- _Set problem_
Copy every entry word for word. Skip the pictures.

[Records for the exercise start]

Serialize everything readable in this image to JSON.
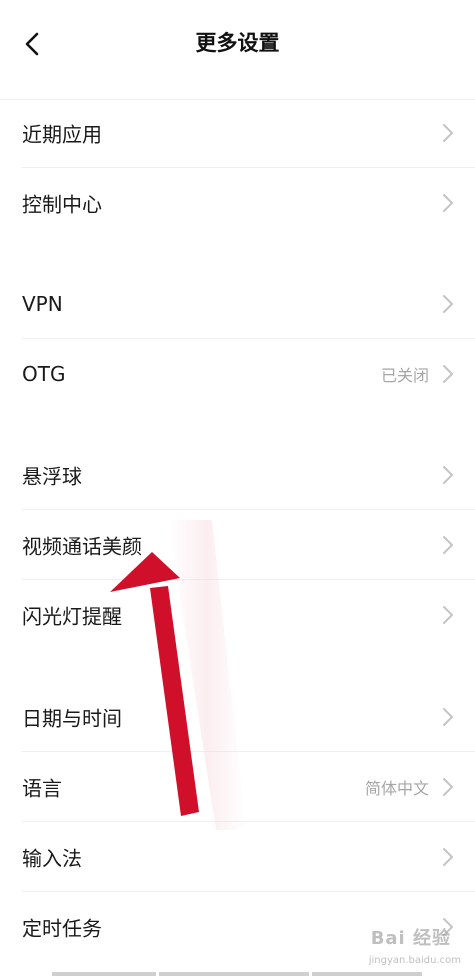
{
  "header": {
    "title": "更多设置",
    "back_icon": "chevron-left-icon"
  },
  "rows": [
    {
      "label": "近期应用",
      "value": ""
    },
    {
      "label": "控制中心",
      "value": ""
    },
    {
      "label": "VPN",
      "value": ""
    },
    {
      "label": "OTG",
      "value": "已关闭"
    },
    {
      "label": "悬浮球",
      "value": ""
    },
    {
      "label": "视频通话美颜",
      "value": ""
    },
    {
      "label": "闪光灯提醒",
      "value": ""
    },
    {
      "label": "日期与时间",
      "value": ""
    },
    {
      "label": "语言",
      "value": "简体中文"
    },
    {
      "label": "输入法",
      "value": ""
    },
    {
      "label": "定时任务",
      "value": ""
    }
  ],
  "annotation": {
    "arrow_color": "#d0102a",
    "target_row": "视频通话美颜"
  },
  "watermark": {
    "text": "Bai 经验",
    "sub": "jingyan.baidu.com"
  }
}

[Records for the exercise end]

- _Full answer_
Serialize everything readable in this image to JSON.
{
  "header": {
    "title": "更多设置",
    "back_icon": "chevron-left-icon"
  },
  "rows": [
    {
      "label": "近期应用",
      "value": ""
    },
    {
      "label": "控制中心",
      "value": ""
    },
    {
      "label": "VPN",
      "value": ""
    },
    {
      "label": "OTG",
      "value": "已关闭"
    },
    {
      "label": "悬浮球",
      "value": ""
    },
    {
      "label": "视频通话美颜",
      "value": ""
    },
    {
      "label": "闪光灯提醒",
      "value": ""
    },
    {
      "label": "日期与时间",
      "value": ""
    },
    {
      "label": "语言",
      "value": "简体中文"
    },
    {
      "label": "输入法",
      "value": ""
    },
    {
      "label": "定时任务",
      "value": ""
    }
  ],
  "annotation": {
    "arrow_color": "#d0102a",
    "target_row": "视频通话美颜"
  },
  "watermark": {
    "text": "Bai 经验",
    "sub": "jingyan.baidu.com"
  }
}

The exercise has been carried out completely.